_WHAT YOU WILL DO_.
Go line by line through the listing below and copy those that hold "chlorophyll".

_PROVIDED DATA_.
---

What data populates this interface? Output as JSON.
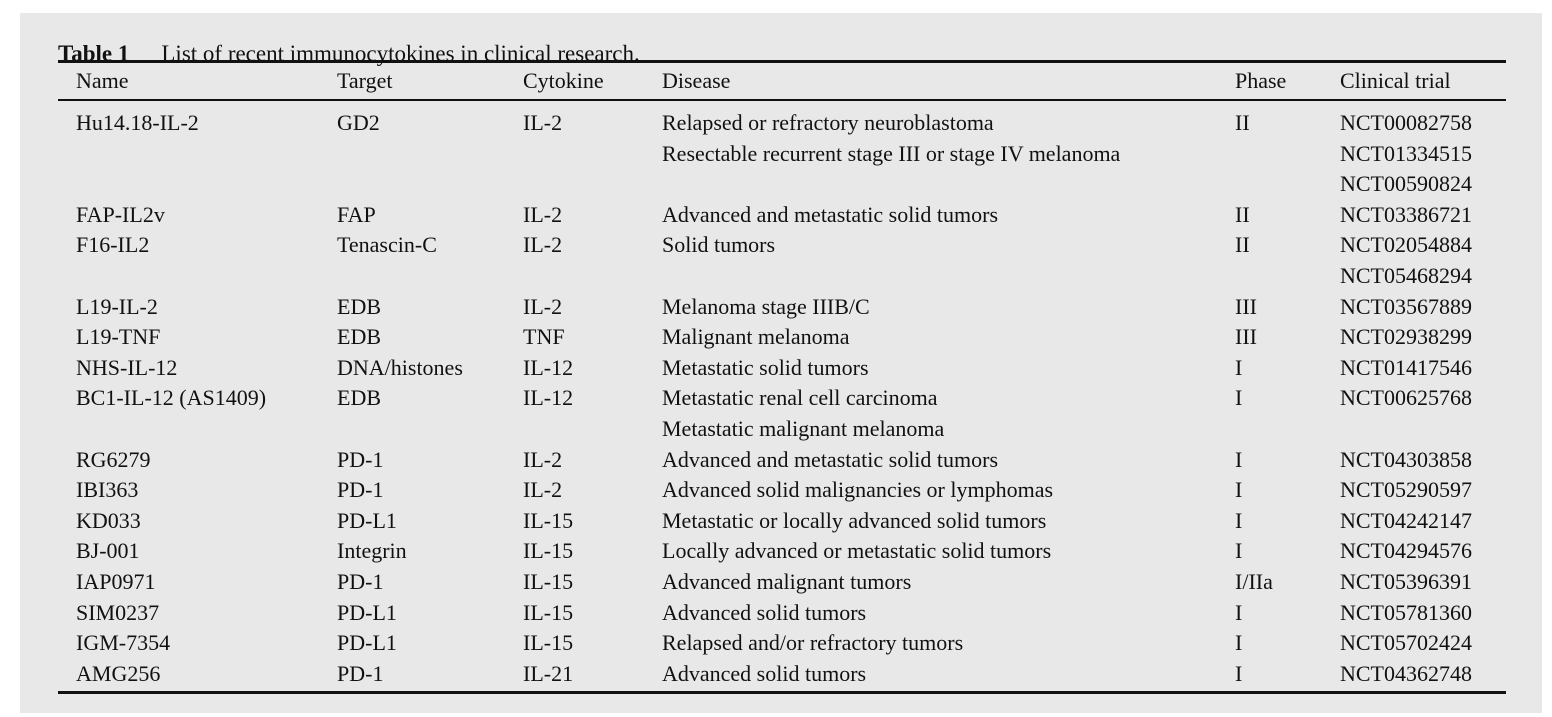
{
  "caption": {
    "label": "Table 1",
    "text": "List of recent immunocytokines in clinical research."
  },
  "columns": [
    "Name",
    "Target",
    "Cytokine",
    "Disease",
    "Phase",
    "Clinical trial"
  ],
  "rows": [
    [
      "Hu14.18-IL-2",
      "GD2",
      "IL-2",
      "Relapsed or refractory neuroblastoma",
      "II",
      "NCT00082758"
    ],
    [
      "",
      "",
      "",
      "Resectable recurrent stage III or stage IV melanoma",
      "",
      "NCT01334515"
    ],
    [
      "",
      "",
      "",
      "",
      "",
      "NCT00590824"
    ],
    [
      "FAP-IL2v",
      "FAP",
      "IL-2",
      "Advanced and metastatic solid tumors",
      "II",
      "NCT03386721"
    ],
    [
      "F16-IL2",
      "Tenascin-C",
      "IL-2",
      "Solid tumors",
      "II",
      "NCT02054884"
    ],
    [
      "",
      "",
      "",
      "",
      "",
      "NCT05468294"
    ],
    [
      "L19-IL-2",
      "EDB",
      "IL-2",
      "Melanoma stage IIIB/C",
      "III",
      "NCT03567889"
    ],
    [
      "L19-TNF",
      "EDB",
      "TNF",
      "Malignant melanoma",
      "III",
      "NCT02938299"
    ],
    [
      "NHS-IL-12",
      "DNA/histones",
      "IL-12",
      "Metastatic solid tumors",
      "I",
      "NCT01417546"
    ],
    [
      "BC1-IL-12 (AS1409)",
      "EDB",
      "IL-12",
      "Metastatic renal cell carcinoma",
      "I",
      "NCT00625768"
    ],
    [
      "",
      "",
      "",
      "Metastatic malignant melanoma",
      "",
      ""
    ],
    [
      "RG6279",
      "PD-1",
      "IL-2",
      "Advanced and metastatic solid tumors",
      "I",
      "NCT04303858"
    ],
    [
      "IBI363",
      "PD-1",
      "IL-2",
      "Advanced solid malignancies or lymphomas",
      "I",
      "NCT05290597"
    ],
    [
      "KD033",
      "PD-L1",
      "IL-15",
      "Metastatic or locally advanced solid tumors",
      "I",
      "NCT04242147"
    ],
    [
      "BJ-001",
      "Integrin",
      "IL-15",
      "Locally advanced or metastatic solid tumors",
      "I",
      "NCT04294576"
    ],
    [
      "IAP0971",
      "PD-1",
      "IL-15",
      "Advanced malignant tumors",
      "I/IIa",
      "NCT05396391"
    ],
    [
      "SIM0237",
      "PD-L1",
      "IL-15",
      "Advanced solid tumors",
      "I",
      "NCT05781360"
    ],
    [
      "IGM-7354",
      "PD-L1",
      "IL-15",
      "Relapsed and/or refractory tumors",
      "I",
      "NCT05702424"
    ],
    [
      "AMG256",
      "PD-1",
      "IL-21",
      "Advanced solid tumors",
      "I",
      "NCT04362748"
    ]
  ]
}
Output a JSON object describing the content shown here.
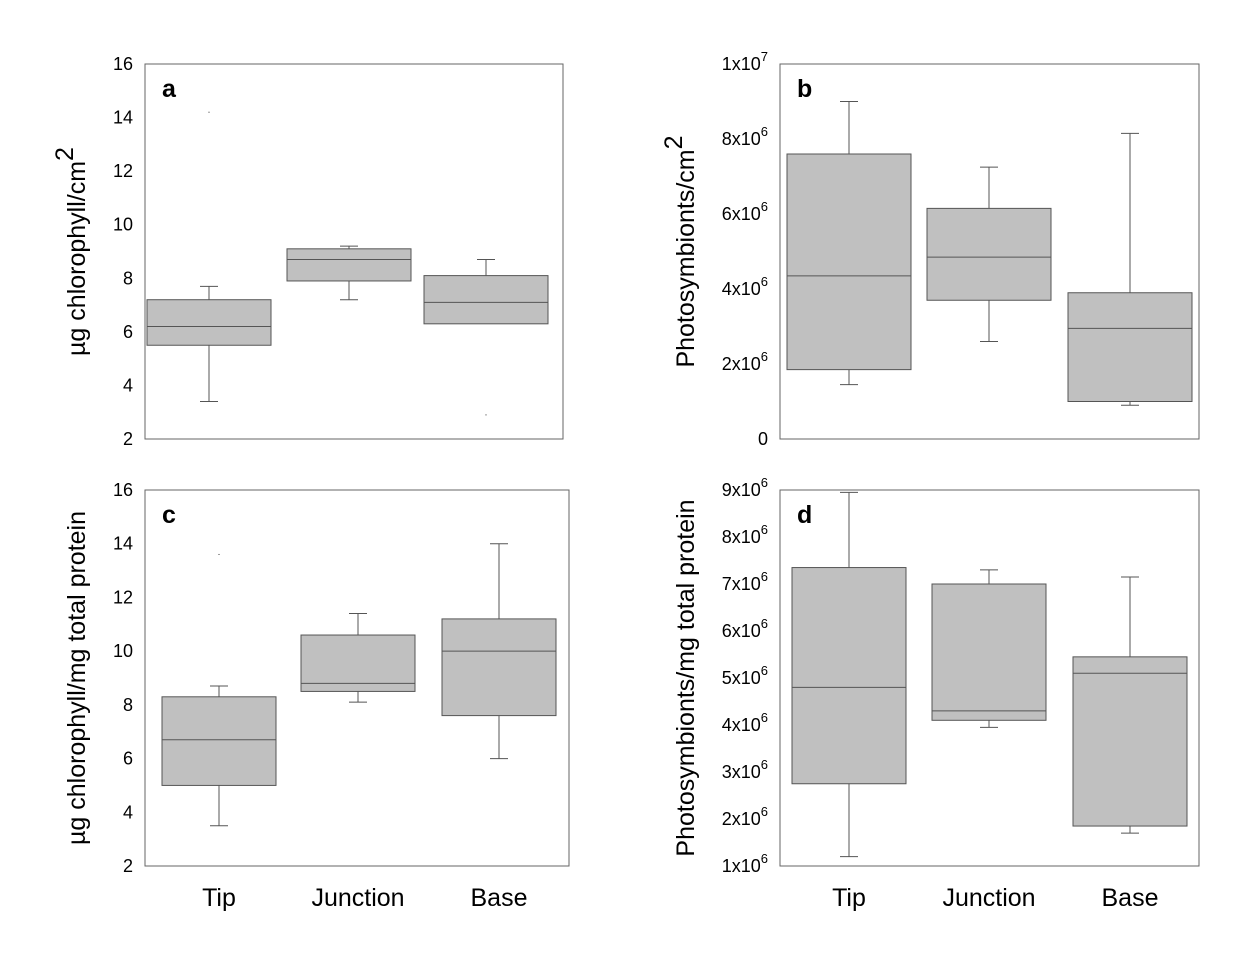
{
  "chart_data": [
    {
      "type": "box",
      "panel_label": "a",
      "ylabel": "µg chlorophyll/cm",
      "ylabel_sup": "2",
      "ylim": [
        2,
        16
      ],
      "yticks": [
        {
          "value": 2,
          "label": "2"
        },
        {
          "value": 4,
          "label": "4"
        },
        {
          "value": 6,
          "label": "6"
        },
        {
          "value": 8,
          "label": "8"
        },
        {
          "value": 10,
          "label": "10"
        },
        {
          "value": 12,
          "label": "12"
        },
        {
          "value": 14,
          "label": "14"
        },
        {
          "value": 16,
          "label": "16"
        }
      ],
      "categories": [
        "Tip",
        "Junction",
        "Base"
      ],
      "show_categories": false,
      "boxes": [
        {
          "category": "Tip",
          "whisker_low": 3.4,
          "q1": 5.5,
          "median": 6.2,
          "q3": 7.2,
          "whisker_high": 7.7,
          "outliers": [
            14.2
          ]
        },
        {
          "category": "Junction",
          "whisker_low": 7.2,
          "q1": 7.9,
          "median": 8.7,
          "q3": 9.1,
          "whisker_high": 9.2,
          "outliers": []
        },
        {
          "category": "Base",
          "whisker_low": null,
          "q1": 6.3,
          "median": 7.1,
          "q3": 8.1,
          "whisker_high": 8.7,
          "outliers": [
            2.9
          ]
        }
      ]
    },
    {
      "type": "box",
      "panel_label": "b",
      "ylabel": "Photosymbionts/cm",
      "ylabel_sup": "2",
      "ylim": [
        0,
        10000000
      ],
      "yticks": [
        {
          "value": 0,
          "label": "0",
          "sup": ""
        },
        {
          "value": 2000000,
          "label": "2x10",
          "sup": "6"
        },
        {
          "value": 4000000,
          "label": "4x10",
          "sup": "6"
        },
        {
          "value": 6000000,
          "label": "6x10",
          "sup": "6"
        },
        {
          "value": 8000000,
          "label": "8x10",
          "sup": "6"
        },
        {
          "value": 10000000,
          "label": "1x10",
          "sup": "7"
        }
      ],
      "categories": [
        "Tip",
        "Junction",
        "Base"
      ],
      "show_categories": false,
      "boxes": [
        {
          "category": "Tip",
          "whisker_low": 1450000,
          "q1": 1850000,
          "median": 4350000,
          "q3": 7600000,
          "whisker_high": 9000000,
          "outliers": []
        },
        {
          "category": "Junction",
          "whisker_low": 2600000,
          "q1": 3700000,
          "median": 4850000,
          "q3": 6150000,
          "whisker_high": 7250000,
          "outliers": []
        },
        {
          "category": "Base",
          "whisker_low": 900000,
          "q1": 1000000,
          "median": 2950000,
          "q3": 3900000,
          "whisker_high": 8150000,
          "outliers": []
        }
      ]
    },
    {
      "type": "box",
      "panel_label": "c",
      "ylabel": "µg chlorophyll/mg total protein",
      "ylabel_sup": "",
      "ylim": [
        2,
        16
      ],
      "yticks": [
        {
          "value": 2,
          "label": "2"
        },
        {
          "value": 4,
          "label": "4"
        },
        {
          "value": 6,
          "label": "6"
        },
        {
          "value": 8,
          "label": "8"
        },
        {
          "value": 10,
          "label": "10"
        },
        {
          "value": 12,
          "label": "12"
        },
        {
          "value": 14,
          "label": "14"
        },
        {
          "value": 16,
          "label": "16"
        }
      ],
      "categories": [
        "Tip",
        "Junction",
        "Base"
      ],
      "show_categories": true,
      "boxes": [
        {
          "category": "Tip",
          "whisker_low": 3.5,
          "q1": 5.0,
          "median": 6.7,
          "q3": 8.3,
          "whisker_high": 8.7,
          "outliers": [
            13.6
          ]
        },
        {
          "category": "Junction",
          "whisker_low": 8.1,
          "q1": 8.5,
          "median": 8.8,
          "q3": 10.6,
          "whisker_high": 11.4,
          "outliers": []
        },
        {
          "category": "Base",
          "whisker_low": 6.0,
          "q1": 7.6,
          "median": 10.0,
          "q3": 11.2,
          "whisker_high": 14.0,
          "outliers": []
        }
      ]
    },
    {
      "type": "box",
      "panel_label": "d",
      "ylabel": "Photosymbionts/mg total protein",
      "ylabel_sup": "",
      "ylim": [
        1000000,
        9000000
      ],
      "yticks": [
        {
          "value": 1000000,
          "label": "1x10",
          "sup": "6"
        },
        {
          "value": 2000000,
          "label": "2x10",
          "sup": "6"
        },
        {
          "value": 3000000,
          "label": "3x10",
          "sup": "6"
        },
        {
          "value": 4000000,
          "label": "4x10",
          "sup": "6"
        },
        {
          "value": 5000000,
          "label": "5x10",
          "sup": "6"
        },
        {
          "value": 6000000,
          "label": "6x10",
          "sup": "6"
        },
        {
          "value": 7000000,
          "label": "7x10",
          "sup": "6"
        },
        {
          "value": 8000000,
          "label": "8x10",
          "sup": "6"
        },
        {
          "value": 9000000,
          "label": "9x10",
          "sup": "6"
        }
      ],
      "categories": [
        "Tip",
        "Junction",
        "Base"
      ],
      "show_categories": true,
      "boxes": [
        {
          "category": "Tip",
          "whisker_low": 1200000,
          "q1": 2750000,
          "median": 4800000,
          "q3": 7350000,
          "whisker_high": 8950000,
          "outliers": []
        },
        {
          "category": "Junction",
          "whisker_low": 3950000,
          "q1": 4100000,
          "median": 4300000,
          "q3": 7000000,
          "whisker_high": 7300000,
          "outliers": []
        },
        {
          "category": "Base",
          "whisker_low": 1700000,
          "q1": 1850000,
          "median": 5100000,
          "q3": 5450000,
          "whisker_high": 7150000,
          "outliers": []
        }
      ]
    }
  ],
  "colors": {
    "box_fill": "#c0c0c0",
    "line": "#555555",
    "frame": "#666666"
  }
}
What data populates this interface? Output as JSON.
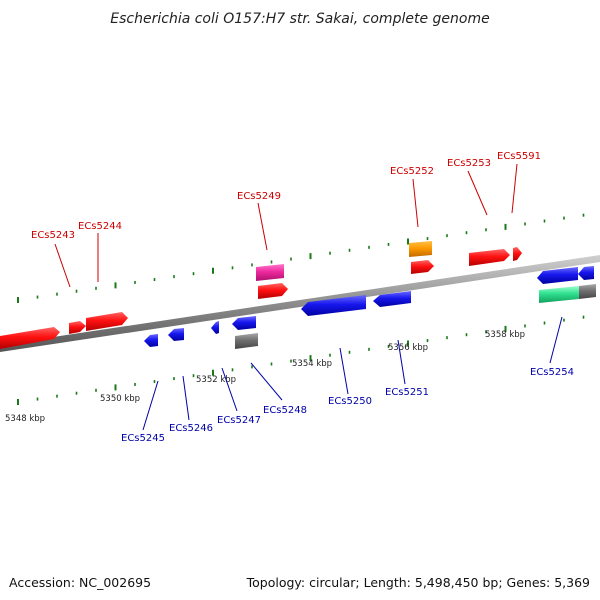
{
  "title": "Escherichia coli O157:H7 str. Sakai, complete genome",
  "footer": {
    "accession": "Accession: NC_002695",
    "summary": "Topology: circular; Length: 5,498,450 bp; Genes: 5,369"
  },
  "colors": {
    "forward_label": "#cc0000",
    "reverse_label": "#0000aa",
    "backbone": "#8c8c8c",
    "tick": "#1a7a1a"
  },
  "kbp_labels": [
    "5348 kbp",
    "5350 kbp",
    "5352 kbp",
    "5354 kbp",
    "5356 kbp",
    "5358 kbp"
  ],
  "genes": [
    {
      "id": "ECs5243",
      "strand": "forward"
    },
    {
      "id": "ECs5244",
      "strand": "forward"
    },
    {
      "id": "ECs5249",
      "strand": "forward"
    },
    {
      "id": "ECs5252",
      "strand": "forward"
    },
    {
      "id": "ECs5253",
      "strand": "forward"
    },
    {
      "id": "ECs5591",
      "strand": "forward"
    },
    {
      "id": "ECs5245",
      "strand": "reverse"
    },
    {
      "id": "ECs5246",
      "strand": "reverse"
    },
    {
      "id": "ECs5247",
      "strand": "reverse"
    },
    {
      "id": "ECs5248",
      "strand": "reverse"
    },
    {
      "id": "ECs5250",
      "strand": "reverse"
    },
    {
      "id": "ECs5251",
      "strand": "reverse"
    },
    {
      "id": "ECs5254",
      "strand": "reverse"
    }
  ]
}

---

_RESPONSE BOX_.
      "ylabel": "µg chlorophyll/cm",
      "ylabel": "µg chlorophyll/mg total protein",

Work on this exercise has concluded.